__Exercise objective__.
Rewrite the rows as a JSON list of strings, one string per line with blank lines omitted, from the start of the rows up to and including the line with "205, 217, 217]".

__Given entries__.

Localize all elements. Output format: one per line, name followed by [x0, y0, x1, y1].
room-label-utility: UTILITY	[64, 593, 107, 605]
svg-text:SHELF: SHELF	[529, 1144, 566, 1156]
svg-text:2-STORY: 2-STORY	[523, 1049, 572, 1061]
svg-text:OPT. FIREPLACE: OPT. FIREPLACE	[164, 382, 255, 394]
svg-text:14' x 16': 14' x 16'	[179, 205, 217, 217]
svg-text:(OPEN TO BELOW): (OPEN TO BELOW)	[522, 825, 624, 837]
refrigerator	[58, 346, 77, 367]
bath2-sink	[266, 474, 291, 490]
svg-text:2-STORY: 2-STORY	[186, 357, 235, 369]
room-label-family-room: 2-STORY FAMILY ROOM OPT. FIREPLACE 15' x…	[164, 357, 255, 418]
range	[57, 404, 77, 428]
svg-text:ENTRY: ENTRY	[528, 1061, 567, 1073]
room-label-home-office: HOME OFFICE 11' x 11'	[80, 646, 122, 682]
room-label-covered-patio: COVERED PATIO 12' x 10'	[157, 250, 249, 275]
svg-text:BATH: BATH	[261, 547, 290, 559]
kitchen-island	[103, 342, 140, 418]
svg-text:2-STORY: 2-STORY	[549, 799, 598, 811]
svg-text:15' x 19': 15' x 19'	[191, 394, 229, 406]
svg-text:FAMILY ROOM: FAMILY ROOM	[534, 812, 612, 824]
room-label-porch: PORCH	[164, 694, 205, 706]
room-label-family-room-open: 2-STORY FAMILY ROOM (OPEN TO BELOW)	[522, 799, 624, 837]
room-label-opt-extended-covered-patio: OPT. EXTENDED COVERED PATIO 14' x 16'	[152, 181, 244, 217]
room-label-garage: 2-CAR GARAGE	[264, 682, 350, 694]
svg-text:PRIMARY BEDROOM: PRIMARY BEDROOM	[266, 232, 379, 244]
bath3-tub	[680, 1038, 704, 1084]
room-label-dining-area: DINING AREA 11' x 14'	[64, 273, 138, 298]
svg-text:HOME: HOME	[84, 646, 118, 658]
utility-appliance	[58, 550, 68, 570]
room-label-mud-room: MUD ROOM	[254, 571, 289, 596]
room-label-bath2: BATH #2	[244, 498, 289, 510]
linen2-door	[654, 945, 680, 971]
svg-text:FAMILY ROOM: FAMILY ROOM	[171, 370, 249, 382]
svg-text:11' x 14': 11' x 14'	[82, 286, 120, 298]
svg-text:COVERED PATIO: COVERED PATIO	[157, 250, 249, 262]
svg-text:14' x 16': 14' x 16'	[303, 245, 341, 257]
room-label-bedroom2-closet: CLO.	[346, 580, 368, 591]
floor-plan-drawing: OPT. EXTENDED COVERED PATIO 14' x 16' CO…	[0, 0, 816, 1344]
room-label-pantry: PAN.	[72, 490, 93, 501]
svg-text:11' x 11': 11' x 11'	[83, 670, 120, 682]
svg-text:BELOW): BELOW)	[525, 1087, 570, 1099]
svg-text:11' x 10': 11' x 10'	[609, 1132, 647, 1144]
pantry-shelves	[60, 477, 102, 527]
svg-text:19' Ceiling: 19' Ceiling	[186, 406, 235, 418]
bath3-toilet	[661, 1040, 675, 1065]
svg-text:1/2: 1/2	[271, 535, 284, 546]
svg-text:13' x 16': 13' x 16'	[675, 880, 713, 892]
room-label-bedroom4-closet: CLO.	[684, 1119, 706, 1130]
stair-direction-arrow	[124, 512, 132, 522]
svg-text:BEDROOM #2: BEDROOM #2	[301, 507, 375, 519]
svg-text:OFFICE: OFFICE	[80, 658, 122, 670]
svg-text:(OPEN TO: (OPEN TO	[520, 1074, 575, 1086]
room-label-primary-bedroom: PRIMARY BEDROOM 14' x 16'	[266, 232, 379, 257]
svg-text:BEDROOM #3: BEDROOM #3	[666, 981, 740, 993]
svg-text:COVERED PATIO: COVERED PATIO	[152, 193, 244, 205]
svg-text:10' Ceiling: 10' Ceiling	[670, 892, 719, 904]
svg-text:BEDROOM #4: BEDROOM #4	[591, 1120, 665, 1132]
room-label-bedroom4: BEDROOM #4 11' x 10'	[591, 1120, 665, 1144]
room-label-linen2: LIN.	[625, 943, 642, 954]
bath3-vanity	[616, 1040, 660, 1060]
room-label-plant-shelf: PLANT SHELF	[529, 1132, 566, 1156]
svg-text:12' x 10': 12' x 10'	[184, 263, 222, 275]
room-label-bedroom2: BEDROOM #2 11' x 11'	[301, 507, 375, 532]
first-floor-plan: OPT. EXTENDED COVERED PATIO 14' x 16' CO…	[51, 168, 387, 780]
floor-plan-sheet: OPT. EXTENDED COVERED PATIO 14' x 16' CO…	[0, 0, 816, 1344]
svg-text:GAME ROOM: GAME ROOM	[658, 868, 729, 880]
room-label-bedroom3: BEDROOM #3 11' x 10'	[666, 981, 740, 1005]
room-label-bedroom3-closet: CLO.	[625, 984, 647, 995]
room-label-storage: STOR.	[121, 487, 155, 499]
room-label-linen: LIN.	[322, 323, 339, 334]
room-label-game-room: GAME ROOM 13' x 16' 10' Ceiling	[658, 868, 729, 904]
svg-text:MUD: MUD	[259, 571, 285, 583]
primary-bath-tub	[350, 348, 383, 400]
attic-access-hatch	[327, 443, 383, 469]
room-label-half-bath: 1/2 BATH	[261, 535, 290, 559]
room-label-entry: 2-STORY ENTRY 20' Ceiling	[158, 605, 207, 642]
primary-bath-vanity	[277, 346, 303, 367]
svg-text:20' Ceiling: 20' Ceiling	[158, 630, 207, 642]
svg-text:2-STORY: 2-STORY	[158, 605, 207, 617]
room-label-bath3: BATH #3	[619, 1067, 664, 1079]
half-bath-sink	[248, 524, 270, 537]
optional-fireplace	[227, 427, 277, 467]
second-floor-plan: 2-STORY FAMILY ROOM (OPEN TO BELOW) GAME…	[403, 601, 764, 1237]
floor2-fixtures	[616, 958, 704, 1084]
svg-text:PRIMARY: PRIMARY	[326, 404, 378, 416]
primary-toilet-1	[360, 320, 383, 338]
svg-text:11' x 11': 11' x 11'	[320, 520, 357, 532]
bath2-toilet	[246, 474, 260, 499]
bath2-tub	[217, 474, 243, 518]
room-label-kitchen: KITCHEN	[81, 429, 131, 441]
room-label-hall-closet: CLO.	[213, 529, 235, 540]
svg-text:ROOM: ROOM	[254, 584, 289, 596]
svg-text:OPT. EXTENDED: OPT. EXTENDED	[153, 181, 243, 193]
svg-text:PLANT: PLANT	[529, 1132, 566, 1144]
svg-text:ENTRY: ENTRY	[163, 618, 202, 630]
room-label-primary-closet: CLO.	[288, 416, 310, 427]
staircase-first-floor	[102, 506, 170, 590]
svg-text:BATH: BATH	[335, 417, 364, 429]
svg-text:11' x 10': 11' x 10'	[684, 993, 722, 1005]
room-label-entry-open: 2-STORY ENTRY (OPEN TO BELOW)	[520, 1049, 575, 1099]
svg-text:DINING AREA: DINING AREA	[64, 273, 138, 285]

__Solution to the exercise__.
[
  "Localize all elements. Output format: one per line, name followed by [x0, y0, x1, y1].",
  "room-label-utility: UTILITY\t[64, 593, 107, 605]",
  "svg-text:SHELF: SHELF\t[529, 1144, 566, 1156]",
  "svg-text:2-STORY: 2-STORY\t[523, 1049, 572, 1061]",
  "svg-text:OPT. FIREPLACE: OPT. FIREPLACE\t[164, 382, 255, 394]",
  "svg-text:14' x 16': 14' x 16'\t[179, 205, 217, 217]"
]